(Stored data)
□ □ □ □ □
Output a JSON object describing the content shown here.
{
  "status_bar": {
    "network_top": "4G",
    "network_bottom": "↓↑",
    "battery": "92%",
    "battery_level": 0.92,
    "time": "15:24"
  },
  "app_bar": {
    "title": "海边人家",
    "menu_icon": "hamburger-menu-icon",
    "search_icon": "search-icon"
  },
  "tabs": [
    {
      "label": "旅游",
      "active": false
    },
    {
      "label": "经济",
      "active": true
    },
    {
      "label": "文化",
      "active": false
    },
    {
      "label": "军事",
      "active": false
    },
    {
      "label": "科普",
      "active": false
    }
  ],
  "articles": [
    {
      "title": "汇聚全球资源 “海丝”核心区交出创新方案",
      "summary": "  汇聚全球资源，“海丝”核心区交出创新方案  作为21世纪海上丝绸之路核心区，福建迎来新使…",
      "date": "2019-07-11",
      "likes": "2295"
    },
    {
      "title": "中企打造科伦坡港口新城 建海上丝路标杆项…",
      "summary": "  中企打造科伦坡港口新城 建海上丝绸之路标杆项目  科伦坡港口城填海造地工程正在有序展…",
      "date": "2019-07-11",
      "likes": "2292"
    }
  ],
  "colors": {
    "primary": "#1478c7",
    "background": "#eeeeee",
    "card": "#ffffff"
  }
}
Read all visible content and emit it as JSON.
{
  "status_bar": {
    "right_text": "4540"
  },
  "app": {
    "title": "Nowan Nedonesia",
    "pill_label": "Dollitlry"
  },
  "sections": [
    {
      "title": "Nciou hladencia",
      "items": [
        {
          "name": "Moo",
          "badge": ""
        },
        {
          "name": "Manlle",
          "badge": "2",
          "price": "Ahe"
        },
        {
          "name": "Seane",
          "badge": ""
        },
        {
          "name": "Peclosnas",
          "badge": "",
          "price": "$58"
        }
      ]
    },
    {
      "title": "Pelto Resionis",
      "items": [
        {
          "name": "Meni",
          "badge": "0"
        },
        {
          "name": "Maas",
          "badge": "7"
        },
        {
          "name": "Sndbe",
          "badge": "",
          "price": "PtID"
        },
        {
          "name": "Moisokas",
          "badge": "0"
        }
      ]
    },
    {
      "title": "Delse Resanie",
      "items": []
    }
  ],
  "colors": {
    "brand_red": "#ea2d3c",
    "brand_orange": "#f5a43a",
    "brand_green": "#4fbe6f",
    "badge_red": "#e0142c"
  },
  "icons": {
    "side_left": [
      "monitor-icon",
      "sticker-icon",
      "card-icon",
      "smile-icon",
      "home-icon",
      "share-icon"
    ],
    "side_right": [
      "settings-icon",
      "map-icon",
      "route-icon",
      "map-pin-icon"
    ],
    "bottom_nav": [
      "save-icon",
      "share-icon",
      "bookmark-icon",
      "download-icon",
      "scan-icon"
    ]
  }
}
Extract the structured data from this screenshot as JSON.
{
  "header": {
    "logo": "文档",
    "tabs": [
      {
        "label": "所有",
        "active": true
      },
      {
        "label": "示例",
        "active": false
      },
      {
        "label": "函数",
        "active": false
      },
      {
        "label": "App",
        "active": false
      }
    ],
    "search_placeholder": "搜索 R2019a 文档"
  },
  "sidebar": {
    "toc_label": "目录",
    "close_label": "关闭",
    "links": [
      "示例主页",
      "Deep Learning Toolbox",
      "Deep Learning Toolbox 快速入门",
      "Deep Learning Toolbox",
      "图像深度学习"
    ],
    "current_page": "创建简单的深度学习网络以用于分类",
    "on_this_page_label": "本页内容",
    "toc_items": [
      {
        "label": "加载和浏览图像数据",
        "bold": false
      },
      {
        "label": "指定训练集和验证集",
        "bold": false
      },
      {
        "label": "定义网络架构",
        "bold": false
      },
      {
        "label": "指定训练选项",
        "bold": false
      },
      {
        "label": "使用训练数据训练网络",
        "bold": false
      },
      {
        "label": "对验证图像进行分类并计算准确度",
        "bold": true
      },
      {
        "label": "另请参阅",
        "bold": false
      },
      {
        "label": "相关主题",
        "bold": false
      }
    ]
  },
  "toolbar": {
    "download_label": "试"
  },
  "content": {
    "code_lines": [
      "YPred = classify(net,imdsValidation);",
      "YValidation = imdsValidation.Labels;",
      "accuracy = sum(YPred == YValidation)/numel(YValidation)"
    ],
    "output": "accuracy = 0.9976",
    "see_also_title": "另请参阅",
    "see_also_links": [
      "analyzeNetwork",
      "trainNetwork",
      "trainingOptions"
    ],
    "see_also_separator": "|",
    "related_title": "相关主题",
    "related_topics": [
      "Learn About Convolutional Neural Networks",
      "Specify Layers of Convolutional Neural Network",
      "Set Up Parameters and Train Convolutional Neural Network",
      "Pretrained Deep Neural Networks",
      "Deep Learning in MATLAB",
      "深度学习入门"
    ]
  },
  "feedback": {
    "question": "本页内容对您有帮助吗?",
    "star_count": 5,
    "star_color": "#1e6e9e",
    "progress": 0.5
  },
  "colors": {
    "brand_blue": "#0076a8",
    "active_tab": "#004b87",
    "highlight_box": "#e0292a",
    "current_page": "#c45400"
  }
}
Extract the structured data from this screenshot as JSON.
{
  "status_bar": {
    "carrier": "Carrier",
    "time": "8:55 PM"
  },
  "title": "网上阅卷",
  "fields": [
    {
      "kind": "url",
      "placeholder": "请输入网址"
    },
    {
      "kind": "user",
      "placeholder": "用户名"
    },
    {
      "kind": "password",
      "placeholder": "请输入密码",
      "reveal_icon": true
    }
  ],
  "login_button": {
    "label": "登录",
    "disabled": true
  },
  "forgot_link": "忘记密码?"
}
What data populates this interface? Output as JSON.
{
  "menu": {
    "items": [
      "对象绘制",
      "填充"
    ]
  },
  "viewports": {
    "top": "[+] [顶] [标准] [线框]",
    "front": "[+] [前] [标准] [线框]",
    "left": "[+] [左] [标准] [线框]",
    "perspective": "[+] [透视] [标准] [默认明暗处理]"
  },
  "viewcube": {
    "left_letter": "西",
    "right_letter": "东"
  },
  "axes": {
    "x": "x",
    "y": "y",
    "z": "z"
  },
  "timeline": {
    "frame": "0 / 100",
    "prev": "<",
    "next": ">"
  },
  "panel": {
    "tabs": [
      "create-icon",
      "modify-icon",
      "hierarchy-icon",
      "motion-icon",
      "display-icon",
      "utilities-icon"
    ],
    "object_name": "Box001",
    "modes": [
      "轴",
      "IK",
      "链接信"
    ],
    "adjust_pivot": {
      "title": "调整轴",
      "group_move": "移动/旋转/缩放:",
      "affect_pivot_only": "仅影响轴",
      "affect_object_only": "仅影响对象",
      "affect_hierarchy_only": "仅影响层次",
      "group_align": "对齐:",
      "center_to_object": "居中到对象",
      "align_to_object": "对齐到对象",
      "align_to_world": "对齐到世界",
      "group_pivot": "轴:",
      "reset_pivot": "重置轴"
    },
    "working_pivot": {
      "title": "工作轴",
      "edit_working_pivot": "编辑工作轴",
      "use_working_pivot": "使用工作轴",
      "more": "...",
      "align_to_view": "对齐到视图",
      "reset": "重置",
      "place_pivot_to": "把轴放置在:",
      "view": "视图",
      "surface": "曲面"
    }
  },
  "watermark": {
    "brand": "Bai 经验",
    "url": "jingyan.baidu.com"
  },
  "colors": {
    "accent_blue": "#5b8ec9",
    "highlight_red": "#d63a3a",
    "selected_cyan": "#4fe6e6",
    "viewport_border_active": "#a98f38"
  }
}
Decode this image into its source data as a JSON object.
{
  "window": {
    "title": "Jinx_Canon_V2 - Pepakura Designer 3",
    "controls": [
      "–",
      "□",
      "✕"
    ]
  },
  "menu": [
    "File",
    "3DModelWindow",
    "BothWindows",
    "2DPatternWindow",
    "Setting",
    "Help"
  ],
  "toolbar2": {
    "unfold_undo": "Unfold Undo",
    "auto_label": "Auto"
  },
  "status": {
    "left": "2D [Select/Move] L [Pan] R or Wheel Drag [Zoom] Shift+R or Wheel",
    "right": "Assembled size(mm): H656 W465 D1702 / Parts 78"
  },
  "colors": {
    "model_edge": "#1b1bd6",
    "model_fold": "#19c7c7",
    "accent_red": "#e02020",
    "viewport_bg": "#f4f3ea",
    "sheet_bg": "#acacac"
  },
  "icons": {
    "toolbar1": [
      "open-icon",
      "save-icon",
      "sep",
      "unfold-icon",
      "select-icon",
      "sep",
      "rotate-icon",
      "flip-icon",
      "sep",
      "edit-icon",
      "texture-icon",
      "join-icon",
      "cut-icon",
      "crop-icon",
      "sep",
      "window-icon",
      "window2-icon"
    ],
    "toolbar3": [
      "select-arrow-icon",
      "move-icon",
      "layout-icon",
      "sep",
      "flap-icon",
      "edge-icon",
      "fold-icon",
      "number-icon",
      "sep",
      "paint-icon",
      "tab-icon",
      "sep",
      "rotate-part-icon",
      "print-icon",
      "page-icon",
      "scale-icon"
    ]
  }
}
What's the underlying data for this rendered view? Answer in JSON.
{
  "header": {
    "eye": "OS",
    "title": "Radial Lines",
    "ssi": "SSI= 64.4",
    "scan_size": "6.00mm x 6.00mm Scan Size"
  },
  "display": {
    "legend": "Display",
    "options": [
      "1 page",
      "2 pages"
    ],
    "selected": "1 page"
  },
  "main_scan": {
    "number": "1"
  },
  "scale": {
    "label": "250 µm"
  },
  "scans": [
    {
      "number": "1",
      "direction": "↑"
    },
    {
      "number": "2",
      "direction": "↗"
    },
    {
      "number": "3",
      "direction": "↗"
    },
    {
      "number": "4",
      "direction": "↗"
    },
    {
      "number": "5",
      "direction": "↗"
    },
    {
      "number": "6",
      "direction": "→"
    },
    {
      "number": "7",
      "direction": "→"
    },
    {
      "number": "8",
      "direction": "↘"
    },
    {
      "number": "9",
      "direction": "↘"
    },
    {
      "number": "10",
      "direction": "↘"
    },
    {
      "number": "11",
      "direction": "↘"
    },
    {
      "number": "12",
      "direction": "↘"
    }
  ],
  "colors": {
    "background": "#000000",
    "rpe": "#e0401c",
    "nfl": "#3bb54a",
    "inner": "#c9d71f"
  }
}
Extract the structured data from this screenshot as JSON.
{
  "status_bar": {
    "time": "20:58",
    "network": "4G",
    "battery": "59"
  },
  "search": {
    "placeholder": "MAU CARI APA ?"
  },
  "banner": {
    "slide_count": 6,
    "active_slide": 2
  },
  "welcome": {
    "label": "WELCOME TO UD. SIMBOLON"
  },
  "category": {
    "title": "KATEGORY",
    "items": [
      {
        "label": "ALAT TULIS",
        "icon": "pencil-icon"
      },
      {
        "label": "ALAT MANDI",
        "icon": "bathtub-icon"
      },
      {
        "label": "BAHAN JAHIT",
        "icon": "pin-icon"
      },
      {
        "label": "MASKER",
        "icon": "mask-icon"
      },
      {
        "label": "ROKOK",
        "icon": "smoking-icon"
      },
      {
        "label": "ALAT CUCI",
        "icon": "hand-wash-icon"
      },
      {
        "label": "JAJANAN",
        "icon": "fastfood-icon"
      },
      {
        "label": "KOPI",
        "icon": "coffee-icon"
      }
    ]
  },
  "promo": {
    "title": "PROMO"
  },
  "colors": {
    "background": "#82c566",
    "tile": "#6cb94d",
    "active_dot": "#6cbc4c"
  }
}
□ □ □ □ □
Report all lines of the material that contain the word "content".

ANSWER TO THIS PROBLEM:
Output a JSON object describing the content shown here.
Read all visible content and emit it as JSON.
  "content": {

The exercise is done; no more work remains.